(Set exercise)
Extract each line holding the word "dolor" from the entries.

Collected data:
-----

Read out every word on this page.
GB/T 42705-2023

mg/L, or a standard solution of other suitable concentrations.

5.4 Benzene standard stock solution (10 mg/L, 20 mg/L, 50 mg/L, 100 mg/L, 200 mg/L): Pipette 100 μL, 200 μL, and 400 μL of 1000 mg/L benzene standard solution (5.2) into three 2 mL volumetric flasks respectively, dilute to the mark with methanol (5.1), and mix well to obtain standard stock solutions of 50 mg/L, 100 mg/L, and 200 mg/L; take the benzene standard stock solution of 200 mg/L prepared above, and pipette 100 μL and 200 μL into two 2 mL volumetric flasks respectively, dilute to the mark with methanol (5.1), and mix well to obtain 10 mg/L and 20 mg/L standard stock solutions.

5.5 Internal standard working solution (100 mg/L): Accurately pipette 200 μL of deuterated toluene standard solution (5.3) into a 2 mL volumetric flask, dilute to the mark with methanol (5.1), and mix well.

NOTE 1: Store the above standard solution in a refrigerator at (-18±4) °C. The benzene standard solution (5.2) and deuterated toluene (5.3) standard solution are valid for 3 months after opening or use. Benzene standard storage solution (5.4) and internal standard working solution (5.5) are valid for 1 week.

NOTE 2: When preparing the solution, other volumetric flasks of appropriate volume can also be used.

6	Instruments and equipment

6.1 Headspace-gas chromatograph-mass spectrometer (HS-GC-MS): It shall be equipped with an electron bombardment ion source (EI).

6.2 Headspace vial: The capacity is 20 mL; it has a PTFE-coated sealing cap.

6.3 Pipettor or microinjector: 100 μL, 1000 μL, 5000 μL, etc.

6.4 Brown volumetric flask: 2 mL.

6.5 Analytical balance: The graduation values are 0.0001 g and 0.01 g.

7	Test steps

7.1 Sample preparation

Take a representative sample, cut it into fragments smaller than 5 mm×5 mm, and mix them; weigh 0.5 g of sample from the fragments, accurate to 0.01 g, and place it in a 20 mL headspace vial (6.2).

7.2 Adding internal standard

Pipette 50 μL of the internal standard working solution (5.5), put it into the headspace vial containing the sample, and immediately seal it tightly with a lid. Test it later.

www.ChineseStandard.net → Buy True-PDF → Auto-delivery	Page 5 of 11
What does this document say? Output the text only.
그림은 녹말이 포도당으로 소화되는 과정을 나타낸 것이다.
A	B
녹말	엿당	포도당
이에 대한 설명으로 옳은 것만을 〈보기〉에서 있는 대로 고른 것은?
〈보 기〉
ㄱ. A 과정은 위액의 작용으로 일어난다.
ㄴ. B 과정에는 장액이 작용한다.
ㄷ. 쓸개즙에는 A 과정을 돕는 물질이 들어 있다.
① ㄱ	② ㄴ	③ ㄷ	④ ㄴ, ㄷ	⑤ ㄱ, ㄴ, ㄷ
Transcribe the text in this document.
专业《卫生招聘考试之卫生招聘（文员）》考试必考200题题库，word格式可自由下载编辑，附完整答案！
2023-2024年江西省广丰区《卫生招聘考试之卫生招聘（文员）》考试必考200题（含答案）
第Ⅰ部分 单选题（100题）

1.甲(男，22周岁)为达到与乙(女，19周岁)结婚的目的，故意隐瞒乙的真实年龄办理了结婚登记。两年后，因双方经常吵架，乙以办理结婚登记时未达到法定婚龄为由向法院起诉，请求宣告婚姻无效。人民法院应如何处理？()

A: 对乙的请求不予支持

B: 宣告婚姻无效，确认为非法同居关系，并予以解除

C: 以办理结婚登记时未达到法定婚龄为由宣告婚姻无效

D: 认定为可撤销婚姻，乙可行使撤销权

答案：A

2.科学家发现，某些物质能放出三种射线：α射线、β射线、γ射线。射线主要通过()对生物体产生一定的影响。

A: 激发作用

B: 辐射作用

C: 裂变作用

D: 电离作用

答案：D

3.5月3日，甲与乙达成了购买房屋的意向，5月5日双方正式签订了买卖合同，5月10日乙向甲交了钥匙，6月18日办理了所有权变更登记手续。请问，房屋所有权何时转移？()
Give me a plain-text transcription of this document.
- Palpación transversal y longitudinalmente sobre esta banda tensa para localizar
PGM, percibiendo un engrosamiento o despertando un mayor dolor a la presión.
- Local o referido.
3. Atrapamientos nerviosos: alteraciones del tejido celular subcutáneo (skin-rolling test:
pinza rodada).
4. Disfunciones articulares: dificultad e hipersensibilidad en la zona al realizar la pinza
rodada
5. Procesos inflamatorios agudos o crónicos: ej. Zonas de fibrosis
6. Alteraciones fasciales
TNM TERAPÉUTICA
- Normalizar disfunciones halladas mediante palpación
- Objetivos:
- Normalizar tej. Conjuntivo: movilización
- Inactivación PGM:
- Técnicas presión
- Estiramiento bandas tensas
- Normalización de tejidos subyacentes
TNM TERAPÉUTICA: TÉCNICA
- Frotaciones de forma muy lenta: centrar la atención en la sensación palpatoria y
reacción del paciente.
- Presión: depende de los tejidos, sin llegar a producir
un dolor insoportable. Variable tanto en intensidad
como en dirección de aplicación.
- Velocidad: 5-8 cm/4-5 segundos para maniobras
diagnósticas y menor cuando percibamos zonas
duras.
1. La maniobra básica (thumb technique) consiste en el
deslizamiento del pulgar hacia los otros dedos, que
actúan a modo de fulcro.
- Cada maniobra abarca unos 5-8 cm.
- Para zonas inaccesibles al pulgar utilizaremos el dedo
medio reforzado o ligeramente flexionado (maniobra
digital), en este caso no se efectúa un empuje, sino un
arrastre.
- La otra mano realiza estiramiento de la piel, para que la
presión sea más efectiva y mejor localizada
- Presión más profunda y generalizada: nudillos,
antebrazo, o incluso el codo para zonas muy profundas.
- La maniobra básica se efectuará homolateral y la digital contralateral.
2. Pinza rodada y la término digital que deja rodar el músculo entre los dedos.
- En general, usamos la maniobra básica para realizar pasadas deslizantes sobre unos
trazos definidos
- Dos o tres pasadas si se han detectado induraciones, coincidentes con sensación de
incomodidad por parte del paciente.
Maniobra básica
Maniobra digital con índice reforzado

-----

(The solution)
PGM, percibiendo un engrosamiento o despertando un mayor dolor a la presión.
un dolor insoportable. Variable tanto en intensidad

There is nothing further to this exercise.